#### TEXT FOR ANALYSIS ####

Mole Map Clinic
Rapid Access Skin Cancer Screening, Surgery, Mole Checks & Mapping
State-of-the-art Automated Total Body Mapping:
This sophisticated software is designed to detect abnormal moles accurately when carried out periodically at regular intervals.
Atypical Moles (or Naevi) may occur anywhere on the body, are often larger than other moles, have an odd shape and have more than one colour.
Mole Mapping: When combined with clinical examination, it detects skin cancer early and avoids unnecessary scars. For further information, please discuss with your dermatologist.
Commonly Asked Questions Regarding Mole Mapping:
Do I need a referral for mole mapping?
You do not need a referral if you want to have mole mapping carried out.
What happens if one of my mole have showed significant changes after mole mapping?
Your dermatologist will have a discussion about the next recommended step which would be to have it excised (removed surgically).
How long does it take to get mole mapping done?
A typical mole mapping for the whole body will take approximately 30-40 minutes.
How soon should I hear about the outcome after my mole mapping?
You will be informed within a week by our clinical nurse specialist if there are any concerns or further steps required after your mole mapping has been carried out.
What is the cost for a face-to-face, total body skin check (consultation)?
A total body skin check of your moles and skin cancer screening will cost around €250.00. This examination will be carried out by a double board certified consultant dermatologist & surgeon.
I do not have health insurance, but I am worried about my moles. What should I do?
We aim to review all patients with urgent medical concerns with top priority regardless of whether they have health insurance or not. We encourage you to call us to follow-up on your urgent appointment request if you have not heard from us within 2 weeks from your referral.
Is Mole Mapping similar to face-to-face consultation?
Mole mapping is a service to screen for abnormal moles, carried out by a highly trained dermatology clinical nurse specialist. However, a review by a consultant dermatologist will also be part of this service if there are any concerns in any of your moles from initial screening.
It is recommended that your moles are mapped regularly to ensure that there are no changes in them. This allows early skin cancer detection.
How often should I have my moles mapped?

#### DATA EXCERPTS ####

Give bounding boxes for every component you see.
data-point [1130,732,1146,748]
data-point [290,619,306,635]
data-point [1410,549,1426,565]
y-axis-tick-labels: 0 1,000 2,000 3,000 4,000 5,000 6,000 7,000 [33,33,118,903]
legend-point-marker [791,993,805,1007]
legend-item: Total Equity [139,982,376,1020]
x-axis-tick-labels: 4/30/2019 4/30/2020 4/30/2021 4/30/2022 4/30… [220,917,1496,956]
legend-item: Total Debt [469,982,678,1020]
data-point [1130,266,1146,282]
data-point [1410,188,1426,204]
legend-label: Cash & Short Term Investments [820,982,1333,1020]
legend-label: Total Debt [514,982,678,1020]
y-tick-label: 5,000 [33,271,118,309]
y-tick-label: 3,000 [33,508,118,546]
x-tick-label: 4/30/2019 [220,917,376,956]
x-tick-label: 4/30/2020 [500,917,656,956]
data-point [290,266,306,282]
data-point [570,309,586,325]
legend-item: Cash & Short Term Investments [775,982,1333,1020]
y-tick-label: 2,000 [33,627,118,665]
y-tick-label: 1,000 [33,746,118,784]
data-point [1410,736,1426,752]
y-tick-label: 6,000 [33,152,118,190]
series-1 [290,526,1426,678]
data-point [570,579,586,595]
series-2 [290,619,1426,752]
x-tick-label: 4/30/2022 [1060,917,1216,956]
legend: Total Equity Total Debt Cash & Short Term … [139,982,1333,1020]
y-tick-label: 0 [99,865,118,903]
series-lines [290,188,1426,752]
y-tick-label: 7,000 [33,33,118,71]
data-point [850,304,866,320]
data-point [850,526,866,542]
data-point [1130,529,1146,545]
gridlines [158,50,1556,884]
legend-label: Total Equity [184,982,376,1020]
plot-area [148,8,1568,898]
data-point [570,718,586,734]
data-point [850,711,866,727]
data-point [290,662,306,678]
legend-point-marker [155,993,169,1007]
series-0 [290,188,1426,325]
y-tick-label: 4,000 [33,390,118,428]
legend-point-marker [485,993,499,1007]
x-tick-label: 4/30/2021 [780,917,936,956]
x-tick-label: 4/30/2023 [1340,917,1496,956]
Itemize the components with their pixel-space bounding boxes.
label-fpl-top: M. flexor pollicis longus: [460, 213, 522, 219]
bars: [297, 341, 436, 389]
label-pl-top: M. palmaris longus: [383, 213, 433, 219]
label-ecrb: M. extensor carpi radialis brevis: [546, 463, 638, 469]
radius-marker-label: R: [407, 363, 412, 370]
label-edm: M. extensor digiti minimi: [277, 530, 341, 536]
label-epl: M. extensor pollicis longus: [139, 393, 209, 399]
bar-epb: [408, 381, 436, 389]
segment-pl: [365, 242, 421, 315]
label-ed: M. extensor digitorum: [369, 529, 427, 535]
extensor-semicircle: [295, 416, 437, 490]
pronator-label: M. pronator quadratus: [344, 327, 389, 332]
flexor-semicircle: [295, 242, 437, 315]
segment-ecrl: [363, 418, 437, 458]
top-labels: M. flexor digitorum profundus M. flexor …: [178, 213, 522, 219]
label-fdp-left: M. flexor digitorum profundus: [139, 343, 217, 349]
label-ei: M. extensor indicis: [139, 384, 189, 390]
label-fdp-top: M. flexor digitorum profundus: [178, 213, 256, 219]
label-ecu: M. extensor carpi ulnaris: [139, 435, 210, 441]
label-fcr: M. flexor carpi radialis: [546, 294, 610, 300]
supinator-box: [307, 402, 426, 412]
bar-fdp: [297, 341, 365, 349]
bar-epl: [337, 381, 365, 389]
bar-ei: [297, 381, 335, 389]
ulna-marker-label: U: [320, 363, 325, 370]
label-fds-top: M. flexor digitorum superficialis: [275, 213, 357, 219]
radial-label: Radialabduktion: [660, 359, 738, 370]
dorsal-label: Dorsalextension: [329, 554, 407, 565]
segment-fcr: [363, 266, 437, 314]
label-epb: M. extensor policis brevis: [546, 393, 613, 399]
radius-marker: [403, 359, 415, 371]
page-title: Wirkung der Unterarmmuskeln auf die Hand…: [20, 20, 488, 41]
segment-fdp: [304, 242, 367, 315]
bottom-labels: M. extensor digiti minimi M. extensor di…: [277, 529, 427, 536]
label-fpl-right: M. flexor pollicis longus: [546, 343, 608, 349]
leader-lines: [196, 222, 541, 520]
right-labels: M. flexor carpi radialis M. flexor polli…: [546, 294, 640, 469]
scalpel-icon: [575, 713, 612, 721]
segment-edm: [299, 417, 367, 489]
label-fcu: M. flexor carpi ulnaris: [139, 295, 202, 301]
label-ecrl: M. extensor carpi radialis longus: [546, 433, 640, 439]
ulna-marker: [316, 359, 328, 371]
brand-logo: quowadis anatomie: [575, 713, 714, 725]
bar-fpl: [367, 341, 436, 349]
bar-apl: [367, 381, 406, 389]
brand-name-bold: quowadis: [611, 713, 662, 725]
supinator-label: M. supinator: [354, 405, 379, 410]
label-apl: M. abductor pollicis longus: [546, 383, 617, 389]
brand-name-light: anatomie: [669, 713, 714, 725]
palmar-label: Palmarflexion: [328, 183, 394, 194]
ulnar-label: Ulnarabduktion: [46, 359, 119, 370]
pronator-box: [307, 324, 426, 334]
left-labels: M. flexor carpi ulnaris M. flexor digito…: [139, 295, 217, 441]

####

» **TASK REQUIREMENTS**
a - According to the mole mapping clinic text, about how long does a typical whole-body mole mapping take?
b - Pick up the mole mapping clinic text at the end and write what comes next.
The entries come from a different source than the mole mapping clinic text.

» **WRITTEN RESPONSES**
a - About 30 to 40 minutes.

b -
The frequency of your mole mapping will depend on your risk factors, and especially if you had melanoma previously or not. It is highly recommended to have your mole regularly mapped for the best outcome and prevention. Please speak to our staff for more information.
Diagnostics and Treatment of Skin Cancers (Basal cell carcinoma, Squamous cell carcinoma, Melanoma)
'Skin cancer is the most common cancer in Ireland, with over 13,000 new cases diagnosed every year. The National Cancer Registry of Ireland (NCRI) expects this number to double by 2040. Majority of cases are caused by UV rays from the sun or sunbeds.' For the best outcome, patients with skin cancer are best co-managed by dermatologists, plastic surgeons, oncologists and occasionally GPs with an interest in this area.
SKIN CANCER SCREENING & PREVENTION PROGRAM
Melanoma & Skin Cancer Awareness
Plastic Surgeons and other skin cancer specialist where required.
GP with SI in skin cancer medicine.
Skin cancer Clinical Nurse Specialist.
Health promotion to create awareness about skin cancer prevention.
Identify at risk individuals who will benefit from education and risk modification to prevent skin cancer.
Prevent onset of skin cancer with regular assessments and treatment of pre-cancerous lesions.
Identify patients with early disease / pre-cancerous lesions, prevent disease progression by recommending early tests and treatment where necessary.
Reduce morbidity and mortality in patients with established disease and subsequently enroll them into surveillance program for regular checks to prevent recurrence or further development of new malignancies on other sites.
HIGH RISK POPULATION:
People with fair complexion, blond or red hair, blue eyes and freckles.
People with certain type OR large number of moles.
Personal OR family history of skin cancer.
People with suppressed immune system from medication (eg: organ transplant)
People with certain genetic disorders that are more prone to skin cancers.
People with chronic sun exposure / frequent blistering sunburns (outdoor workers, recreational exposure)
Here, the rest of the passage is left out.